_Goal_
Copy each line containing the word "title" from the records that follow, please.

_Recorded data_
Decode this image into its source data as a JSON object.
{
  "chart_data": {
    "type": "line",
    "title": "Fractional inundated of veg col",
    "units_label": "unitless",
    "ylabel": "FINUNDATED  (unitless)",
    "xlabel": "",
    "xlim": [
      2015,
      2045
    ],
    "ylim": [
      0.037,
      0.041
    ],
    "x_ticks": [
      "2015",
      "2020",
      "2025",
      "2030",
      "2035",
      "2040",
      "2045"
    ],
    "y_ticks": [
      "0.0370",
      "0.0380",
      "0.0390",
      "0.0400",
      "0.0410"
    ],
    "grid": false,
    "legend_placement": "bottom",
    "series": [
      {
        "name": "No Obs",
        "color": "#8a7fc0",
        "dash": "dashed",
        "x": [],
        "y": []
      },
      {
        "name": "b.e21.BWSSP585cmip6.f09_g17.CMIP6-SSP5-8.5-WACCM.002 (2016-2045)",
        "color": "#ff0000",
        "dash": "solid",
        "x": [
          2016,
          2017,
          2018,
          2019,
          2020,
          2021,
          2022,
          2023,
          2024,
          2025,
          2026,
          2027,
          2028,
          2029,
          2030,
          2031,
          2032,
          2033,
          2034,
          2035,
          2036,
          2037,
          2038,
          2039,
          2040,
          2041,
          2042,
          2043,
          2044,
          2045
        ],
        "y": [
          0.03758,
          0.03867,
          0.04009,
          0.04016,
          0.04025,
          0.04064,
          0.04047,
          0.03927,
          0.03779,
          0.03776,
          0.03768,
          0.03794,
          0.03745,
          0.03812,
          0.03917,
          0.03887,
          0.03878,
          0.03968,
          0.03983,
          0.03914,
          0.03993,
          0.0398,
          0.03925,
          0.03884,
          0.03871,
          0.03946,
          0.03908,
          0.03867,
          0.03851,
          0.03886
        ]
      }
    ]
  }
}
...
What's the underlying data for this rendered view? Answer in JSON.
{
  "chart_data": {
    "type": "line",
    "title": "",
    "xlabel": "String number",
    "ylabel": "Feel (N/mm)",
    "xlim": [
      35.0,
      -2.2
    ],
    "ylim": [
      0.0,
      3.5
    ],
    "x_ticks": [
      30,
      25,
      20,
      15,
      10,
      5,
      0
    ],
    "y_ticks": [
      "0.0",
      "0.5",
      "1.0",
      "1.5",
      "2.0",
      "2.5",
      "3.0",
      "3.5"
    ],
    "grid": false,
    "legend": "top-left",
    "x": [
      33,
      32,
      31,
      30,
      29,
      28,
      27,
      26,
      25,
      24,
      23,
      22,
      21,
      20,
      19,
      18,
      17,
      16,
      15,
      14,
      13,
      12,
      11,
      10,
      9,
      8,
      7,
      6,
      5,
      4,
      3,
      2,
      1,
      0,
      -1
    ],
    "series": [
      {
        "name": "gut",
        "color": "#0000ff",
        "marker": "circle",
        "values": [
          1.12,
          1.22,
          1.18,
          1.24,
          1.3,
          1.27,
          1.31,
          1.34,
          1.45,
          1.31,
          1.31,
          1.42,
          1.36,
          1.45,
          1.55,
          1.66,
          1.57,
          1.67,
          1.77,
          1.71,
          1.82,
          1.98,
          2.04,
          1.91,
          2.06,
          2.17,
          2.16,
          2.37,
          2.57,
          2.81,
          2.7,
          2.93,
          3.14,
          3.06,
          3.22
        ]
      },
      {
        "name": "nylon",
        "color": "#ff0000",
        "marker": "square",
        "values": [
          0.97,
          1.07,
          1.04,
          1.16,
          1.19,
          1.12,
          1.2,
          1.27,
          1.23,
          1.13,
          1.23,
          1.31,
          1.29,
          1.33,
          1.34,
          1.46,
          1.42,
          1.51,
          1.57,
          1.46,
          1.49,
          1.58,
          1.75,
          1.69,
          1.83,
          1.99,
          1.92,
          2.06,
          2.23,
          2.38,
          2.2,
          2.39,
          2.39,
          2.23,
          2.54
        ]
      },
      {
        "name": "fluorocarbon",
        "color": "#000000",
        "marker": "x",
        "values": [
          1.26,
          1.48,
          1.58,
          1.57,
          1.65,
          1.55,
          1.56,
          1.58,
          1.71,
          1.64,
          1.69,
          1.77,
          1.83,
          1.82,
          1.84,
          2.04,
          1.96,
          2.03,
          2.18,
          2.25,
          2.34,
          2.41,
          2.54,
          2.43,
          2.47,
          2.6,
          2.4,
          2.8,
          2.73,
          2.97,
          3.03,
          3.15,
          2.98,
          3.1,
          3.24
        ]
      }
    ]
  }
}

_Completed task_
    "title": "Fractional inundated of veg col",
    "title": "",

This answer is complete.